• Texte fourni:
Любезный Саша, может быть, я тебя скоро увижу, если мама тебя возьмет с собою. Здесь снег по колено, -- что же у вас.
Я стареюсь без вас.
Расцелуй Колю и Тату. Когда-то я увижу вас всех.
Твой папа.
Кланяйся Элизе.
142. Г. ГЕРВЕГУ
17 (5) января 1850 г. Париж.
17 janvier 1850. Paris.
Cher Georges, je me proposais de vous écrire unе longue lettre, et je n'ai que le temps de vous serrer la main, votre lettre que j'ai reèue hier a anéanti le mauvais effet de la seconde. Laissons donc cela -- et s'il nous semble que tout croule -- attachons-nous, et diable, en avant, sauvons-nons, sauvons les individualités. -- Ecoutez, mon amitié peu tolérante s'est peut-être exprimée comme la haine -- passons outre. Dans le principe j'avais raison et puissiez vous me traiter encore cent fois de frivole, vous ne le sentez pas. Et pourquoi vous ne voulez jamais vous replier sur vous-même, pourquoi lorsqu'on vous inculpe, censure, vous commencez tout de suite l'inculpation de l'autre. Vous parlez de la conduite d'Emma envers vous; ah, justice, justice, ne l'avez-vous pas provoquée par votre laisser-aller? Ce ne sont pas des homélies -- mais des vérités, vous donniez trop à vous et rien aux autres. Cela m'insurgeait contre vous, et cela me révolte. Et vous pouvez me taxer de doctrinaire comme vous voulez, mais je sais qu'il existe une catégorie de la mesure, laquelle dépassée, on est hors de la réalité. Cet état -- hors de la réalité -- est apprécié comme un état supérieur, poétique, cataleptique -- tout cela n'a pas le sens commun. Oui,
mon opinion est superficielle, parce que la substance de la chose est à sa superficie.

• Consignes:
(A) Pour chacune des affirmations suivantes, dites si elle s'accorde avec le texte fourni et citez les mots qui le montrent : (i) la lettre rédigée en français porte la mention de Paris ; (ii) l'auteur de la lettre en français dit avoir le temps d'écrire une longue lettre ; (iii) la lettre en russe dit que la neige monte jusqu'aux genoux.
(B) Relevez tous les prénoms qui apparaissent dans la lettre en russe du texte fourni, celle qui se termine par « Кланяйся Элизе. ».

• Données affichées:
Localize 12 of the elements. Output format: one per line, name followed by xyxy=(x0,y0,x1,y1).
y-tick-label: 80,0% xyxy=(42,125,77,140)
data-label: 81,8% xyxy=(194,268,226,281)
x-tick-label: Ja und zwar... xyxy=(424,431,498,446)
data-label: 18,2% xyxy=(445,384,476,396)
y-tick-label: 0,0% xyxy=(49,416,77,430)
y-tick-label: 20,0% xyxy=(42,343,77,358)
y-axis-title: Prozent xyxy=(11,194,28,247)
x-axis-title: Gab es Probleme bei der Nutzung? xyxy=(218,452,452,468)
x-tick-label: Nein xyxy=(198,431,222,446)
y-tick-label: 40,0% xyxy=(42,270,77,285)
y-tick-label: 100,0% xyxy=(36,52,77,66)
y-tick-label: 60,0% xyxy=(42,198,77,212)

• Corrigé:
(A)
(i) Oui : « 17 janvier 1850. Paris. »
(ii) Non : « je n'ai que le temps de vous serrer la main »
(iii) Oui : « Здесь снег по колено »

(B) Саша, Коля, Тата, Элиза